*To be done*: Wherever the word "завершен" appears in a line, copy that line.

*** Input rows

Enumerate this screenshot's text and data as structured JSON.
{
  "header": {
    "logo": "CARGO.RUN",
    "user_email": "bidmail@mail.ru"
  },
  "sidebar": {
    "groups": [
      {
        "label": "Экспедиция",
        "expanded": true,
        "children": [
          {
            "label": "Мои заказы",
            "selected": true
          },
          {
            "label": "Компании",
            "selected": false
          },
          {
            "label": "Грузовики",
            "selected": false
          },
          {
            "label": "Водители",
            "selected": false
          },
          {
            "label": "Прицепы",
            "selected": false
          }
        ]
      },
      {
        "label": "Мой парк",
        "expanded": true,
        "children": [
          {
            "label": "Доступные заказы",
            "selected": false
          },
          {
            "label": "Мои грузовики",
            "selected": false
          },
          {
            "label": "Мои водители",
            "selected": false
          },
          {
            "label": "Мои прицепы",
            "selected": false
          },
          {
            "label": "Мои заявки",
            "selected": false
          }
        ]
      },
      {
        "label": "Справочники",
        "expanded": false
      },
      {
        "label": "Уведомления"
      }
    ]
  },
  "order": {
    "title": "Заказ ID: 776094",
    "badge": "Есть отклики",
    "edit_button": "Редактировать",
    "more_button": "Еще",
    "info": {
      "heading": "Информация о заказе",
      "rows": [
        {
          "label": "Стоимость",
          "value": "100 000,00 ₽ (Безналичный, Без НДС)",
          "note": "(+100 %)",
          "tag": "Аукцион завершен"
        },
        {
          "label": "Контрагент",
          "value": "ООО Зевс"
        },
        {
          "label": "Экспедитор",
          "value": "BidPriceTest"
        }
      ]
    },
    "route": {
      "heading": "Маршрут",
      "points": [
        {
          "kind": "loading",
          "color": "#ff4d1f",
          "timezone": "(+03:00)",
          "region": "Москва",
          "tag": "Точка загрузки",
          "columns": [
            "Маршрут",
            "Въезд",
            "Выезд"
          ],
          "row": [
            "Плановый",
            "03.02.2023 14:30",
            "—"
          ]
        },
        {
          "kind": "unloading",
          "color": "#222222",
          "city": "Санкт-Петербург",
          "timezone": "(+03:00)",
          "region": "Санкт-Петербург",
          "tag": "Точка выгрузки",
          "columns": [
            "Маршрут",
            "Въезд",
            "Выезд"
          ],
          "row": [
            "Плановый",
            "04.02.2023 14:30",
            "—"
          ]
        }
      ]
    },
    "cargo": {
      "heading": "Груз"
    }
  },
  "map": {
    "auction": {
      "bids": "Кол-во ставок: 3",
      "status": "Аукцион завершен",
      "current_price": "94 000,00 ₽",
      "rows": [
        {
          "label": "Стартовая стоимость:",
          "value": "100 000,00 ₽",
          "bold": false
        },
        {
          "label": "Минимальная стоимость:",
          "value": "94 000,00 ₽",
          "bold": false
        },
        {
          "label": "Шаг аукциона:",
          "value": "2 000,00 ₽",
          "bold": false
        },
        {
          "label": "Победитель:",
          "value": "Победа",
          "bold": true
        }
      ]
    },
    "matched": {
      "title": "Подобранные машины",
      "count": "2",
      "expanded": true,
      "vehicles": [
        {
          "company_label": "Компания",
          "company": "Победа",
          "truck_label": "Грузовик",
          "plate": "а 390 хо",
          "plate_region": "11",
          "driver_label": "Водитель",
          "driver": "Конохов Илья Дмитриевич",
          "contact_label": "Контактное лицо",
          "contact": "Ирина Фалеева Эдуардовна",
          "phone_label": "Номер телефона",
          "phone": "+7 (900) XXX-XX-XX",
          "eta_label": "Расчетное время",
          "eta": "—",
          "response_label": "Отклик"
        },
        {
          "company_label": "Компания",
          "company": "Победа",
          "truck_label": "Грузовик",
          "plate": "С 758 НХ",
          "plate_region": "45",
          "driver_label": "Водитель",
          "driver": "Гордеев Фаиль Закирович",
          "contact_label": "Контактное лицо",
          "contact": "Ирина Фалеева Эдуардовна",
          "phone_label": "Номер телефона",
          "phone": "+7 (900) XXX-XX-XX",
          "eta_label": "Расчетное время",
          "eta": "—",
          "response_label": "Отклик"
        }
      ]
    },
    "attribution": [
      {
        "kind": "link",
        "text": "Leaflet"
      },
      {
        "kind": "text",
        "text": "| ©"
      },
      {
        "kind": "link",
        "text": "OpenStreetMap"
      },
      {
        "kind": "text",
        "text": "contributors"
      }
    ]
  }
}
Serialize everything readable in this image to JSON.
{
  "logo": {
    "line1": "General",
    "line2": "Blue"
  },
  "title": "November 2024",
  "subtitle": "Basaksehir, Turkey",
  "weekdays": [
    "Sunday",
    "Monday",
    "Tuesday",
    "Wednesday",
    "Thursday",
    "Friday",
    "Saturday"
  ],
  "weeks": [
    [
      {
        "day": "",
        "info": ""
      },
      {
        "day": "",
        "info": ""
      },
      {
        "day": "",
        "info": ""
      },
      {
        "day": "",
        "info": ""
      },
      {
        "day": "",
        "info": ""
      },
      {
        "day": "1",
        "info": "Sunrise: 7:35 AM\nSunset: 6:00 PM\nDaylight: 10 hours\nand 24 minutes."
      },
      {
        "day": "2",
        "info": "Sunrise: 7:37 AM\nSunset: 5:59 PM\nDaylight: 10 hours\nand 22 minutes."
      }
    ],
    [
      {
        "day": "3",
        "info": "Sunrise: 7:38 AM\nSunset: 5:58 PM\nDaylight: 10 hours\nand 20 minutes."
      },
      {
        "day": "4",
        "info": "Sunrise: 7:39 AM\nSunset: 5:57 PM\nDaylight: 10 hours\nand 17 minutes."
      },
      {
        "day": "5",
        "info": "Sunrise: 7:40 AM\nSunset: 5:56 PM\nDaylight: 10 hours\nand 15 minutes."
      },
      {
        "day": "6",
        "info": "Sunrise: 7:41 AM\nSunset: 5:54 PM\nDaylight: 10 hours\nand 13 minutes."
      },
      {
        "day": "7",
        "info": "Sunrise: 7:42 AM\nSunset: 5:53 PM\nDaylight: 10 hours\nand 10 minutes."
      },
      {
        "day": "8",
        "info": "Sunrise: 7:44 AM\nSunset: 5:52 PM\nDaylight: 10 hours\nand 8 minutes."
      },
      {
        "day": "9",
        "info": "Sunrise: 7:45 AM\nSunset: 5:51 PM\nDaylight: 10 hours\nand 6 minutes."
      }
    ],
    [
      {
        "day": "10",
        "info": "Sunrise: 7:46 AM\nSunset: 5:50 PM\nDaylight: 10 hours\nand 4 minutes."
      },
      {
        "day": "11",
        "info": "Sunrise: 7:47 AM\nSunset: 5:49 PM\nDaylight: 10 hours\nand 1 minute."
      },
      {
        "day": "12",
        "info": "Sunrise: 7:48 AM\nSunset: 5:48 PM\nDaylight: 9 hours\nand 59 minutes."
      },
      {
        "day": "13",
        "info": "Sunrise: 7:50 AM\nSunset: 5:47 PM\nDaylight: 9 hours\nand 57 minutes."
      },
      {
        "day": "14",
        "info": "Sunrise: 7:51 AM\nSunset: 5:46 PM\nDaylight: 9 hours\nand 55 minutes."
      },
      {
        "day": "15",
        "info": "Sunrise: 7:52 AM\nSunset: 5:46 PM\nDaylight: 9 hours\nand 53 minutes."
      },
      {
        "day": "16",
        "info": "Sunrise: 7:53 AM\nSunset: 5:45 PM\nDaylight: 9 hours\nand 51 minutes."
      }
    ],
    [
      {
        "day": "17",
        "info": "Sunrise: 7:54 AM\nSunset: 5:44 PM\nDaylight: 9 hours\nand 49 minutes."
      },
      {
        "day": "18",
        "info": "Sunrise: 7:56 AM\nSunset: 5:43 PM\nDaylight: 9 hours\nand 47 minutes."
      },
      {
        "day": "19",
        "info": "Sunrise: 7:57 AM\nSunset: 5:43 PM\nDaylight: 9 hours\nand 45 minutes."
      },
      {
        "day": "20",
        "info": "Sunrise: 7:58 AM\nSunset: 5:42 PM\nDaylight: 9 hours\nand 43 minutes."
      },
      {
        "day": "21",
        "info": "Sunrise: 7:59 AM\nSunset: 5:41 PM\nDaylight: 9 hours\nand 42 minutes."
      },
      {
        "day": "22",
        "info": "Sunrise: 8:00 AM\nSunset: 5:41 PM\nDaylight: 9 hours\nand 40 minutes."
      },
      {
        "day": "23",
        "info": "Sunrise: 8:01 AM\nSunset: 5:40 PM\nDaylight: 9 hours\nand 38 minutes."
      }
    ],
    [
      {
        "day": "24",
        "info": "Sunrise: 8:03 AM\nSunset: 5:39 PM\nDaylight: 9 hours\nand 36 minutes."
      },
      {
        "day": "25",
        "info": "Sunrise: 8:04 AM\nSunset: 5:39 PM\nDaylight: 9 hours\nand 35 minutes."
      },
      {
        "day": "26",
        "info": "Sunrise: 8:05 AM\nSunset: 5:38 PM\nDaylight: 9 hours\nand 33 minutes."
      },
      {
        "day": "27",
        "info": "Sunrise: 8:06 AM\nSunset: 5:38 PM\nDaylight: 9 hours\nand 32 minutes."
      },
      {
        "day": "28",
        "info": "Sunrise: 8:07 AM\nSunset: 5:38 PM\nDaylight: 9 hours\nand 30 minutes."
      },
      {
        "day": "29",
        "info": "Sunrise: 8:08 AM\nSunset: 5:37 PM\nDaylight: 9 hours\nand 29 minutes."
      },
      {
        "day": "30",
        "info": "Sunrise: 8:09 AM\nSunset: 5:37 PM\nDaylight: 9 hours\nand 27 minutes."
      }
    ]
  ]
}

******

*Task response*:
          "tag": "Аукцион завершен"
      "status": "Аукцион завершен",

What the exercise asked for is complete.